What you have to do: Report the total number of lines that include the string "template", without any other text.

## BEGIN Data

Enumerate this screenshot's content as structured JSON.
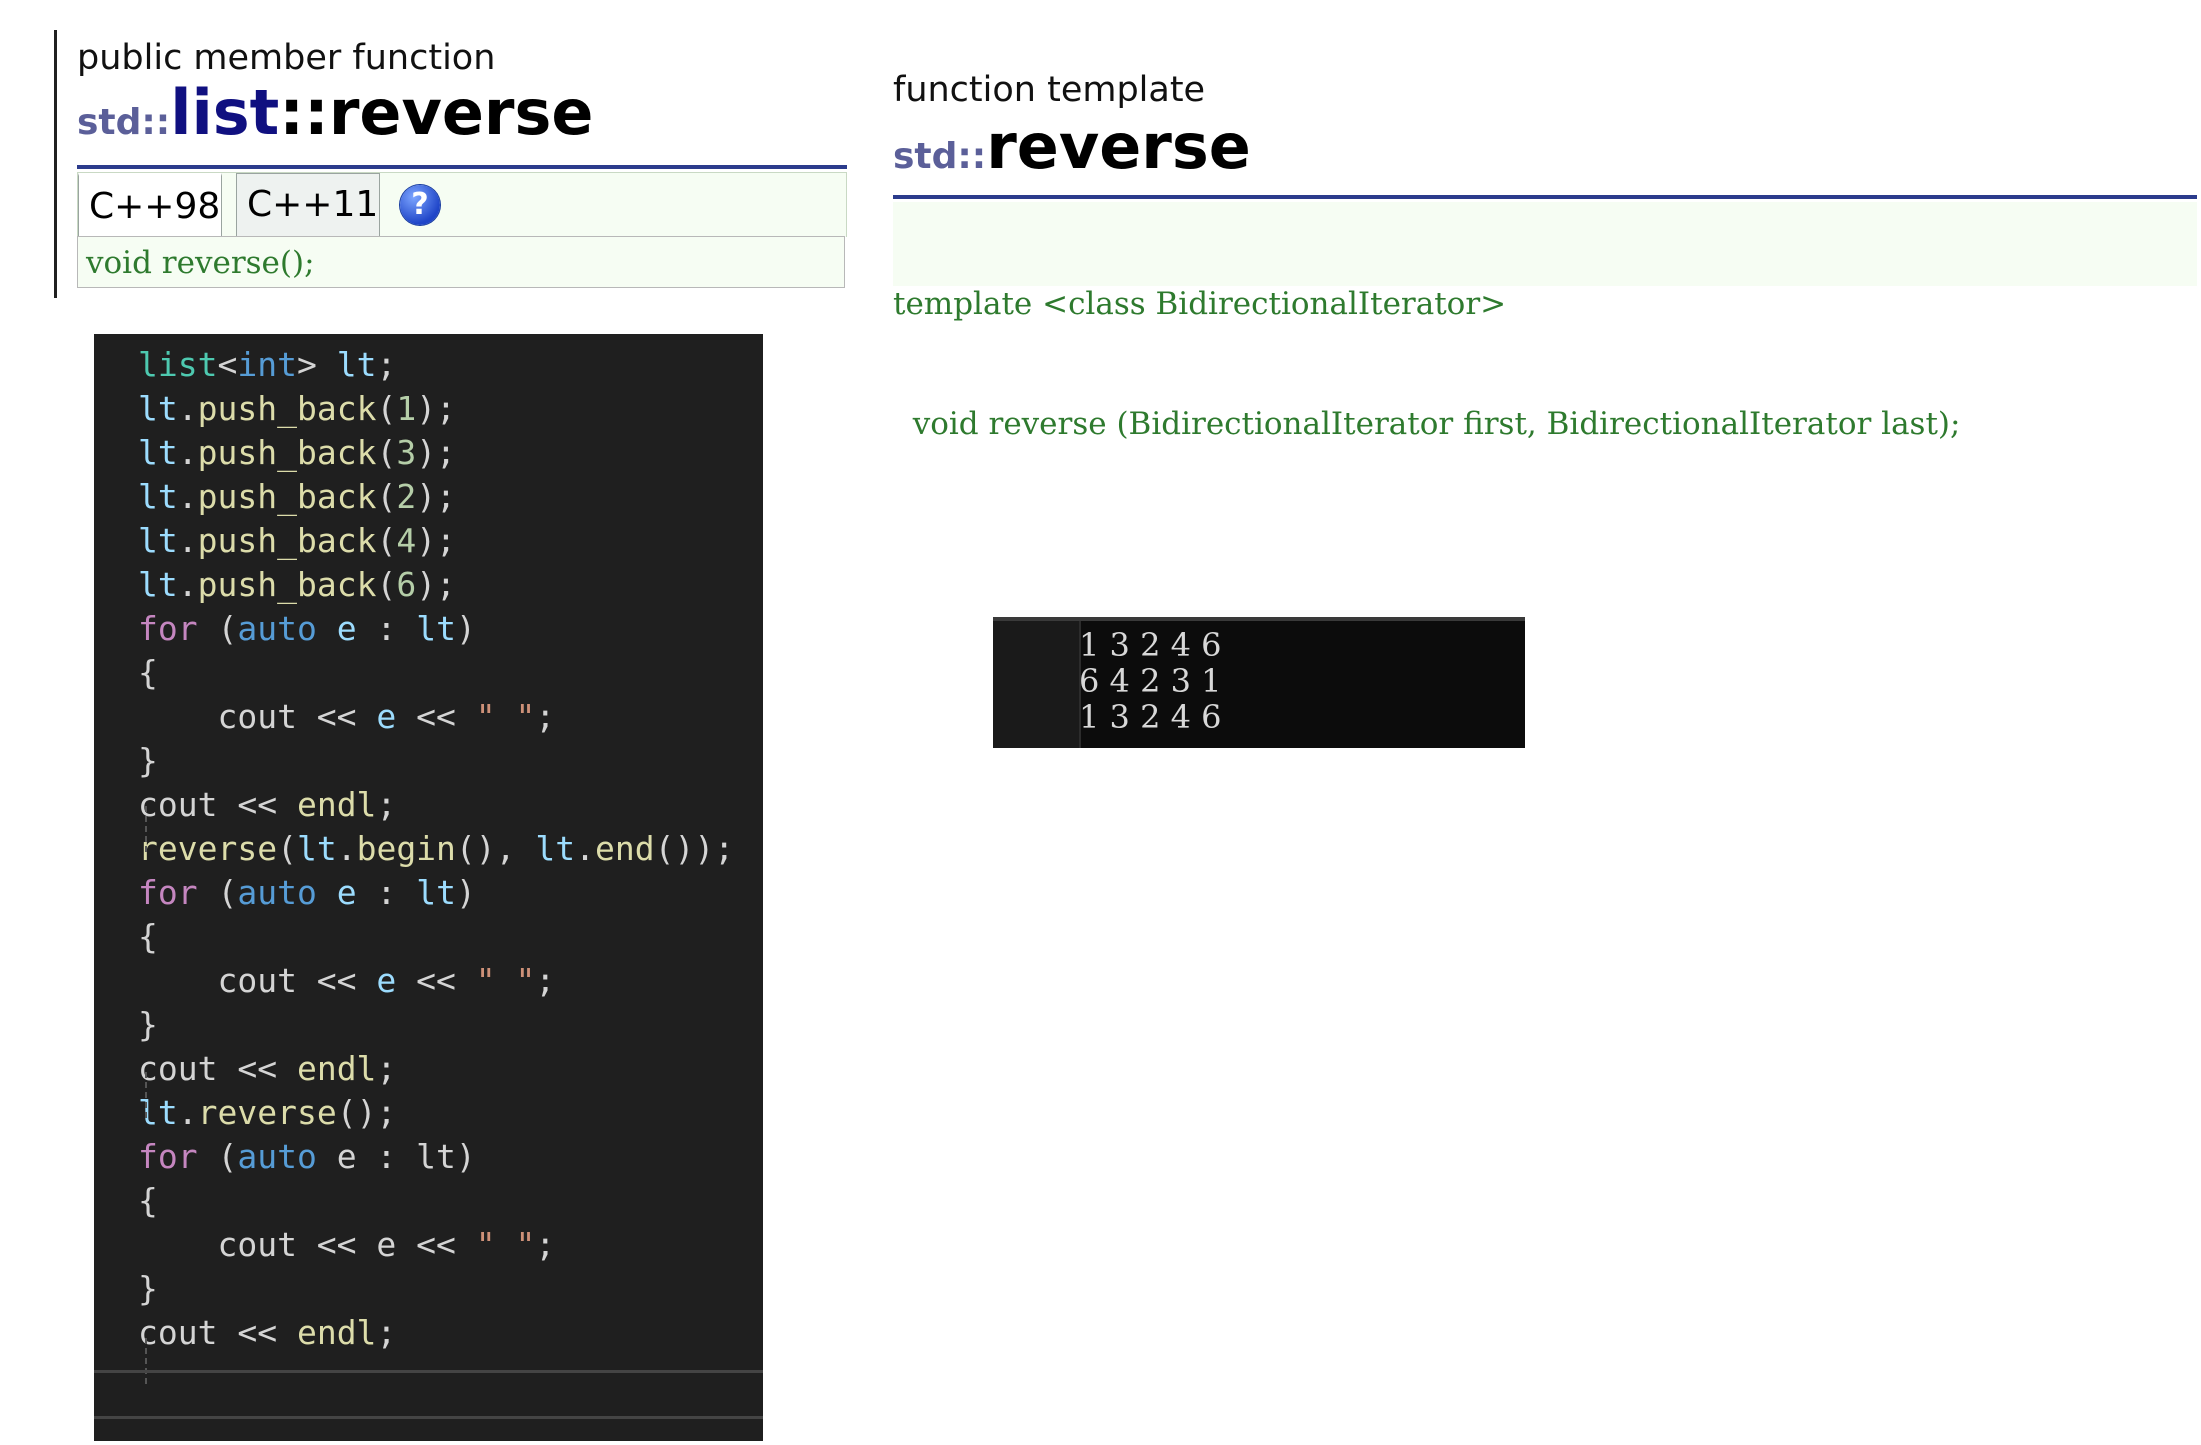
{
  "left_reference": {
    "kind": "public member function",
    "namespace": "std::",
    "class_name": "list",
    "separator": "::",
    "function_name": "reverse",
    "tabs": [
      {
        "label": "C++98"
      },
      {
        "label": "C++11"
      }
    ],
    "help_icon": "?",
    "declaration": "void reverse();"
  },
  "right_reference": {
    "kind": "function template",
    "namespace": "std::",
    "function_name": "reverse",
    "declaration_lines": [
      "template <class BidirectionalIterator>",
      "  void reverse (BidirectionalIterator first, BidirectionalIterator last);"
    ]
  },
  "code": {
    "lines": [
      [
        {
          "t": "list",
          "c": "t-type"
        },
        {
          "t": "<",
          "c": "t-op"
        },
        {
          "t": "int",
          "c": "t-kw2"
        },
        {
          "t": ">",
          "c": "t-op"
        },
        {
          "t": " lt",
          "c": "t-var"
        },
        {
          "t": ";",
          "c": "t-op"
        }
      ],
      [
        {
          "t": "lt",
          "c": "t-var"
        },
        {
          "t": ".",
          "c": "t-op"
        },
        {
          "t": "push_back",
          "c": "t-fn"
        },
        {
          "t": "(",
          "c": "t-op"
        },
        {
          "t": "1",
          "c": "t-num"
        },
        {
          "t": ");",
          "c": "t-op"
        }
      ],
      [
        {
          "t": "lt",
          "c": "t-var"
        },
        {
          "t": ".",
          "c": "t-op"
        },
        {
          "t": "push_back",
          "c": "t-fn"
        },
        {
          "t": "(",
          "c": "t-op"
        },
        {
          "t": "3",
          "c": "t-num"
        },
        {
          "t": ");",
          "c": "t-op"
        }
      ],
      [
        {
          "t": "lt",
          "c": "t-var"
        },
        {
          "t": ".",
          "c": "t-op"
        },
        {
          "t": "push_back",
          "c": "t-fn"
        },
        {
          "t": "(",
          "c": "t-op"
        },
        {
          "t": "2",
          "c": "t-num"
        },
        {
          "t": ");",
          "c": "t-op"
        }
      ],
      [
        {
          "t": "lt",
          "c": "t-var"
        },
        {
          "t": ".",
          "c": "t-op"
        },
        {
          "t": "push_back",
          "c": "t-fn"
        },
        {
          "t": "(",
          "c": "t-op"
        },
        {
          "t": "4",
          "c": "t-num"
        },
        {
          "t": ");",
          "c": "t-op"
        }
      ],
      [
        {
          "t": "lt",
          "c": "t-var"
        },
        {
          "t": ".",
          "c": "t-op"
        },
        {
          "t": "push_back",
          "c": "t-fn"
        },
        {
          "t": "(",
          "c": "t-op"
        },
        {
          "t": "6",
          "c": "t-num"
        },
        {
          "t": ");",
          "c": "t-op"
        }
      ],
      [
        {
          "t": "for",
          "c": "t-kw"
        },
        {
          "t": " (",
          "c": "t-op"
        },
        {
          "t": "auto",
          "c": "t-kw2"
        },
        {
          "t": " e",
          "c": "t-var"
        },
        {
          "t": " : ",
          "c": "t-op"
        },
        {
          "t": "lt",
          "c": "t-var"
        },
        {
          "t": ")",
          "c": "t-op"
        }
      ],
      [
        {
          "t": "{",
          "c": "t-op"
        }
      ],
      [
        {
          "t": "    cout << ",
          "c": "t-op"
        },
        {
          "t": "e",
          "c": "t-var"
        },
        {
          "t": " << ",
          "c": "t-op"
        },
        {
          "t": "\" \"",
          "c": "t-str"
        },
        {
          "t": ";",
          "c": "t-op"
        }
      ],
      [
        {
          "t": "}",
          "c": "t-op"
        }
      ],
      [
        {
          "t": "cout << ",
          "c": "t-op"
        },
        {
          "t": "endl",
          "c": "t-fn"
        },
        {
          "t": ";",
          "c": "t-op"
        }
      ],
      [
        {
          "t": "reverse",
          "c": "t-fn"
        },
        {
          "t": "(",
          "c": "t-op"
        },
        {
          "t": "lt",
          "c": "t-var"
        },
        {
          "t": ".",
          "c": "t-op"
        },
        {
          "t": "begin",
          "c": "t-fn"
        },
        {
          "t": "(), ",
          "c": "t-op"
        },
        {
          "t": "lt",
          "c": "t-var"
        },
        {
          "t": ".",
          "c": "t-op"
        },
        {
          "t": "end",
          "c": "t-fn"
        },
        {
          "t": "());",
          "c": "t-op"
        }
      ],
      [
        {
          "t": "for",
          "c": "t-kw"
        },
        {
          "t": " (",
          "c": "t-op"
        },
        {
          "t": "auto",
          "c": "t-kw2"
        },
        {
          "t": " e",
          "c": "t-var"
        },
        {
          "t": " : ",
          "c": "t-op"
        },
        {
          "t": "lt",
          "c": "t-var"
        },
        {
          "t": ")",
          "c": "t-op"
        }
      ],
      [
        {
          "t": "{",
          "c": "t-op"
        }
      ],
      [
        {
          "t": "    cout << ",
          "c": "t-op"
        },
        {
          "t": "e",
          "c": "t-var"
        },
        {
          "t": " << ",
          "c": "t-op"
        },
        {
          "t": "\" \"",
          "c": "t-str"
        },
        {
          "t": ";",
          "c": "t-op"
        }
      ],
      [
        {
          "t": "}",
          "c": "t-op"
        }
      ],
      [
        {
          "t": "cout << ",
          "c": "t-op"
        },
        {
          "t": "endl",
          "c": "t-fn"
        },
        {
          "t": ";",
          "c": "t-op"
        }
      ],
      [
        {
          "t": "lt",
          "c": "t-var"
        },
        {
          "t": ".",
          "c": "t-op"
        },
        {
          "t": "reverse",
          "c": "t-fn"
        },
        {
          "t": "();",
          "c": "t-op"
        }
      ],
      [
        {
          "t": "for",
          "c": "t-kw"
        },
        {
          "t": " (",
          "c": "t-op"
        },
        {
          "t": "auto",
          "c": "t-kw2"
        },
        {
          "t": " e : lt",
          "c": "t-op"
        },
        {
          "t": ")",
          "c": "t-op"
        }
      ],
      [
        {
          "t": "{",
          "c": "t-op"
        }
      ],
      [
        {
          "t": "    cout << e << ",
          "c": "t-op"
        },
        {
          "t": "\" \"",
          "c": "t-str"
        },
        {
          "t": ";",
          "c": "t-op"
        }
      ],
      [
        {
          "t": "}",
          "c": "t-op"
        }
      ],
      [
        {
          "t": "cout << ",
          "c": "t-op"
        },
        {
          "t": "endl",
          "c": "t-fn"
        },
        {
          "t": ";",
          "c": "t-op"
        }
      ]
    ]
  },
  "console": {
    "lines": [
      "1 3 2 4 6",
      "6 4 2 3 1",
      "1 3 2 4 6"
    ]
  }
}
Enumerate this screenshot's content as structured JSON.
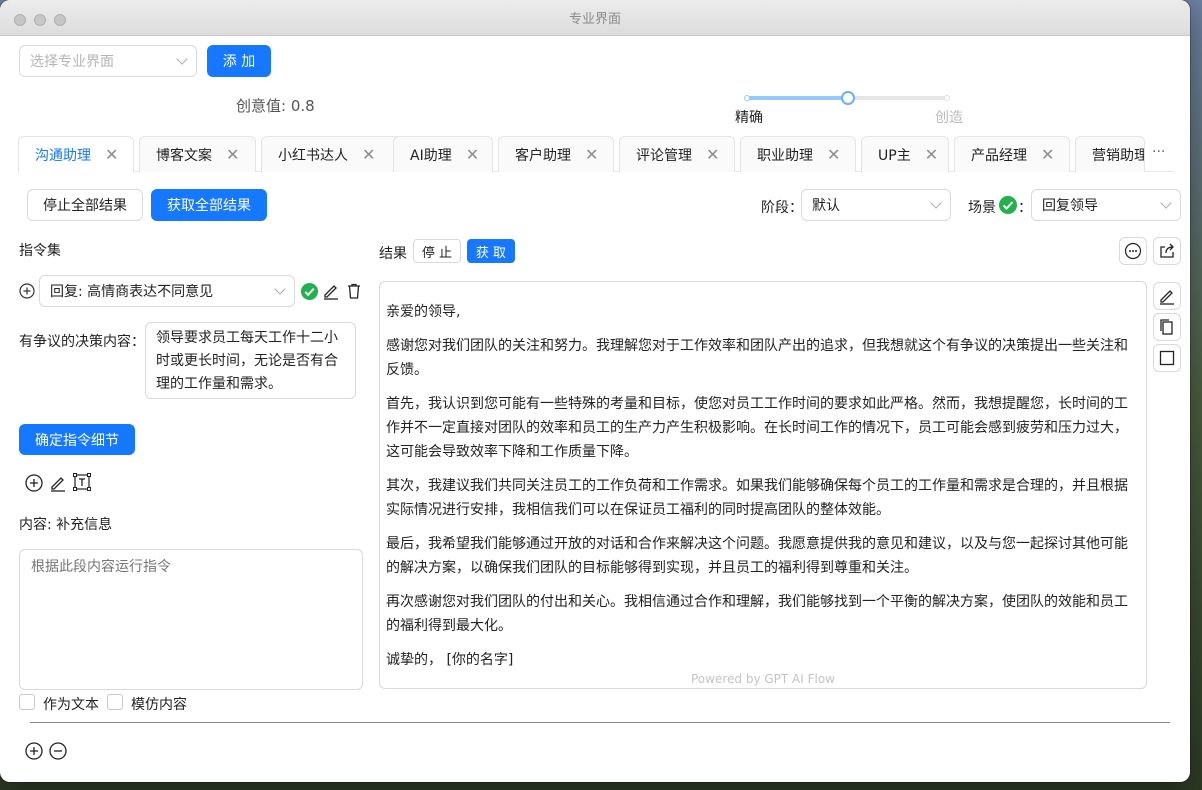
{
  "window": {
    "title": "专业界面"
  },
  "top": {
    "select_placeholder": "选择专业界面",
    "add_label": "添 加",
    "creativity_label": "创意值: 0.8",
    "creativity_value": 0.8,
    "slider_left": "精确",
    "slider_right": "创造"
  },
  "tabs": [
    {
      "label": "沟通助理",
      "active": true
    },
    {
      "label": "博客文案"
    },
    {
      "label": "小红书达人"
    },
    {
      "label": "AI助理"
    },
    {
      "label": "客户助理"
    },
    {
      "label": "评论管理"
    },
    {
      "label": "职业助理"
    },
    {
      "label": "UP主"
    },
    {
      "label": "产品经理"
    },
    {
      "label": "营销助理"
    }
  ],
  "tab_more": "···",
  "toolbar": {
    "stop_all": "停止全部结果",
    "get_all": "获取全部结果",
    "stage_label": "阶段：",
    "stage_value": "默认",
    "scene_label": "场景",
    "scene_colon": "：",
    "scene_value": "回复领导"
  },
  "instructions": {
    "title": "指令集",
    "selected": "回复: 高情商表达不同意见",
    "field_label": "有争议的决策内容：",
    "field_value": "领导要求员工每天工作十二小时或更长时间，无论是否有合理的工作量和需求。",
    "confirm": "确定指令细节",
    "content_label": "内容: 补充信息",
    "content_placeholder": "根据此段内容运行指令",
    "as_text": "作为文本",
    "imitate": "模仿内容"
  },
  "result": {
    "label": "结果",
    "stop": "停 止",
    "get": "获 取",
    "paragraphs": [
      "亲爱的领导,",
      "感谢您对我们团队的关注和努力。我理解您对于工作效率和团队产出的追求，但我想就这个有争议的决策提出一些关注和反馈。",
      "首先，我认识到您可能有一些特殊的考量和目标，使您对员工工作时间的要求如此严格。然而，我想提醒您，长时间的工作并不一定直接对团队的效率和员工的生产力产生积极影响。在长时间工作的情况下，员工可能会感到疲劳和压力过大，这可能会导致效率下降和工作质量下降。",
      "其次，我建议我们共同关注员工的工作负荷和工作需求。如果我们能够确保每个员工的工作量和需求是合理的，并且根据实际情况进行安排，我相信我们可以在保证员工福利的同时提高团队的整体效能。",
      "最后，我希望我们能够通过开放的对话和合作来解决这个问题。我愿意提供我的意见和建议，以及与您一起探讨其他可能的解决方案，以确保我们团队的目标能够得到实现，并且员工的福利得到尊重和关注。",
      "再次感谢您对我们团队的付出和关心。我相信通过合作和理解，我们能够找到一个平衡的解决方案，使团队的效能和员工的福利得到最大化。",
      "诚挚的，  [你的名字]"
    ],
    "powered": "Powered by GPT AI Flow"
  },
  "colors": {
    "primary": "#1677ff",
    "success": "#22b14c"
  }
}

## END Data

Task result: 2